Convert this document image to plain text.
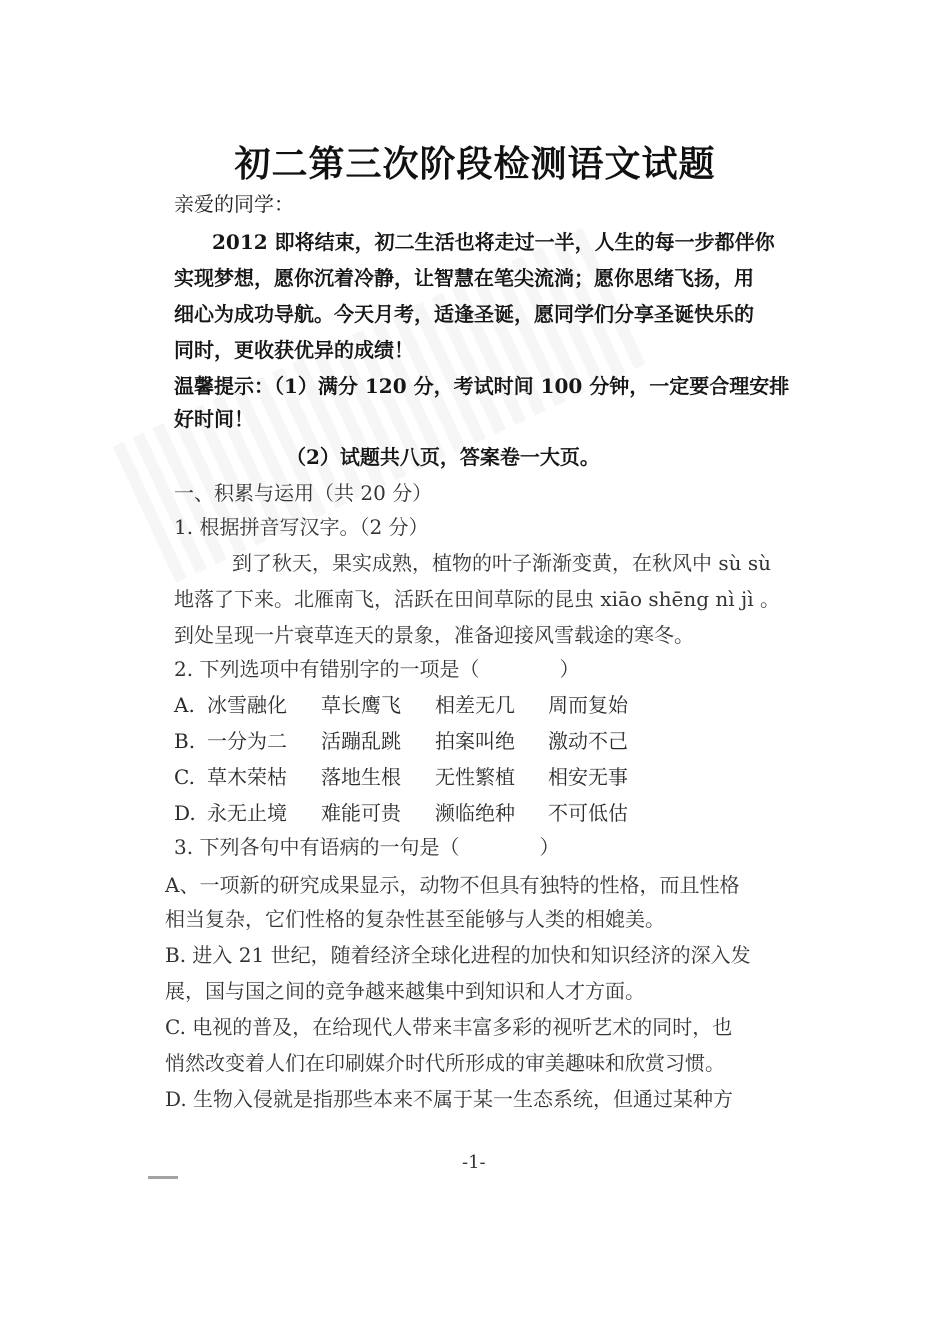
初二第三次阶段检测语文试题
亲爱的同学：
2012 即将结束，初二生活也将走过一半，人生的每一步都伴你
实现梦想，愿你沉着冷静，让智慧在笔尖流淌；愿你思绪飞扬，用
细心为成功导航。今天月考，适逢圣诞，愿同学们分享圣诞快乐的
同时，更收获优异的成绩！
温馨提示：（1）满分 120 分，考试时间 100 分钟，一定要合理安排
好时间！
（2）试题共八页，答案卷一大页。
一、积累与运用（共 20 分）
1. 根据拼音写汉字。（2 分）
到了秋天，果实成熟，植物的叶子渐渐变黄，在秋风中 sù sù
地落了下来。北雁南飞，活跃在田间草际的昆虫 xiāo shēng nì jì 。
到处呈现一片衰草连天的景象，准备迎接风雪载途的寒冬。
2. 下列选项中有错别字的一项是（　　　　）
A. 冰雪融化 草长鹰飞 相差无几 周而复始
B. 一分为二 活蹦乱跳 拍案叫绝 激动不己
C. 草木荣枯 落地生根 无性繁植 相安无事
D. 永无止境 难能可贵 濒临绝种 不可低估
3. 下列各句中有语病的一句是（　　　　）
A、一项新的研究成果显示，动物不但具有独特的性格，而且性格
相当复杂，它们性格的复杂性甚至能够与人类的相媲美。
B. 进入 21 世纪，随着经济全球化进程的加快和知识经济的深入发
展，国与国之间的竞争越来越集中到知识和人才方面。
C. 电视的普及，在给现代人带来丰富多彩的视听艺术的同时，也
悄然改变着人们在印刷媒介时代所形成的审美趣味和欣赏习惯。
D. 生物入侵就是指那些本来不属于某一生态系统，但通过某种方
-1-
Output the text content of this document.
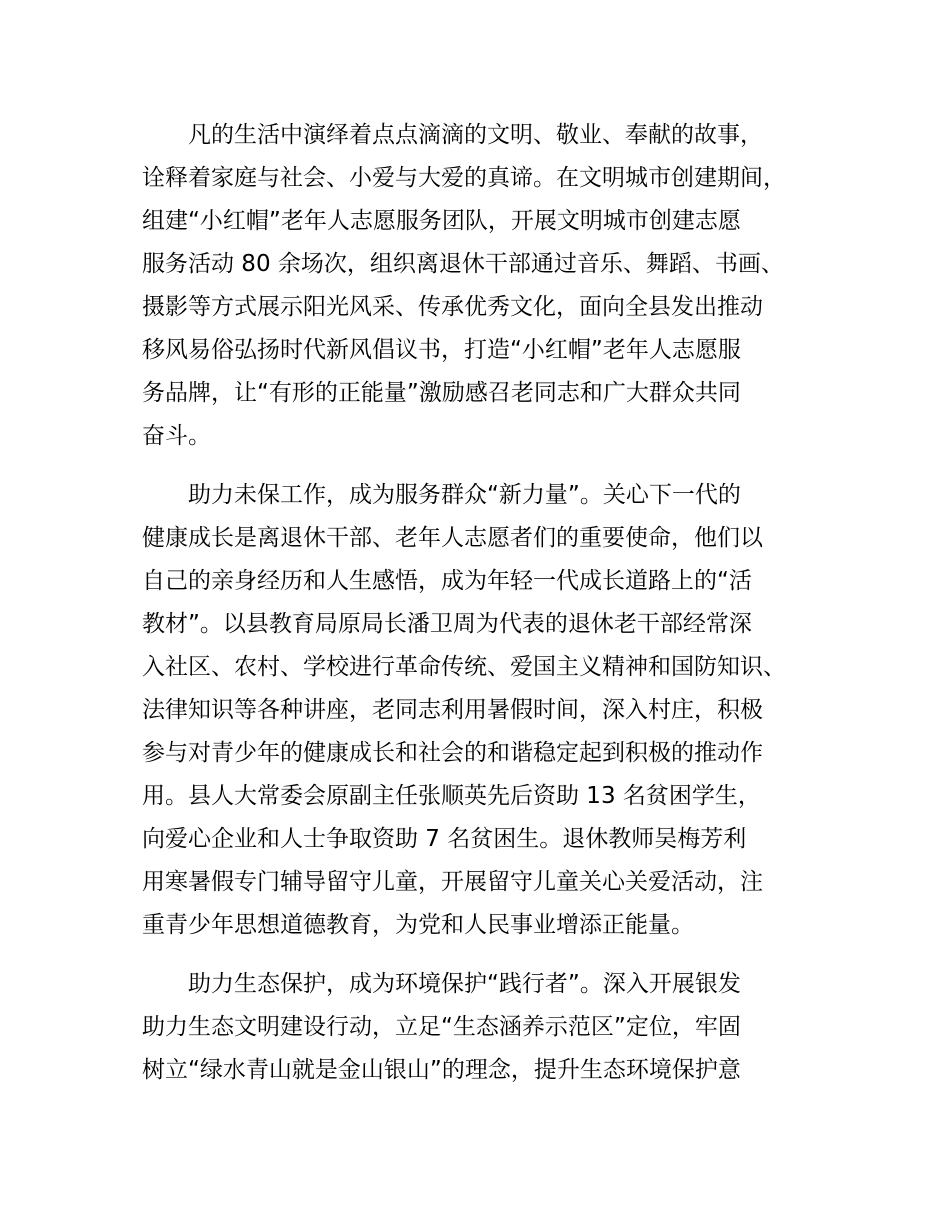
凡的生活中演绎着点点滴滴的文明、敬业、奉献的故事，
诠释着家庭与社会、小爱与大爱的真谛。在文明城市创建期间，
组建“小红帽”老年人志愿服务团队，开展文明城市创建志愿
服务活动 80 余场次，组织离退休干部通过音乐、舞蹈、书画、
摄影等方式展示阳光风采、传承优秀文化，面向全县发出推动
移风易俗弘扬时代新风倡议书，打造“小红帽”老年人志愿服
务品牌，让“有形的正能量”激励感召老同志和广大群众共同
奋斗。
助力未保工作，成为服务群众“新力量”。关心下一代的
健康成长是离退休干部、老年人志愿者们的重要使命，他们以
自己的亲身经历和人生感悟，成为年轻一代成长道路上的“活
教材”。以县教育局原局长潘卫周为代表的退休老干部经常深
入社区、农村、学校进行革命传统、爱国主义精神和国防知识、
法律知识等各种讲座，老同志利用暑假时间，深入村庄，积极
参与对青少年的健康成长和社会的和谐稳定起到积极的推动作
用。县人大常委会原副主任张顺英先后资助 13 名贫困学生，
向爱心企业和人士争取资助 7 名贫困生。退休教师吴梅芳利
用寒暑假专门辅导留守儿童，开展留守儿童关心关爱活动，注
重青少年思想道德教育，为党和人民事业增添正能量。
助力生态保护，成为环境保护“践行者”。深入开展银发
助力生态文明建设行动，立足“生态涵养示范区”定位，牢固
树立“绿水青山就是金山银山”的理念，提升生态环境保护意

* TASK INSTRUCTIONS *
Only lines that contain the word "document" are wanted; copy each of them.

* RESPONSE *
Convert this document image to plain text.
Output the text content of this document.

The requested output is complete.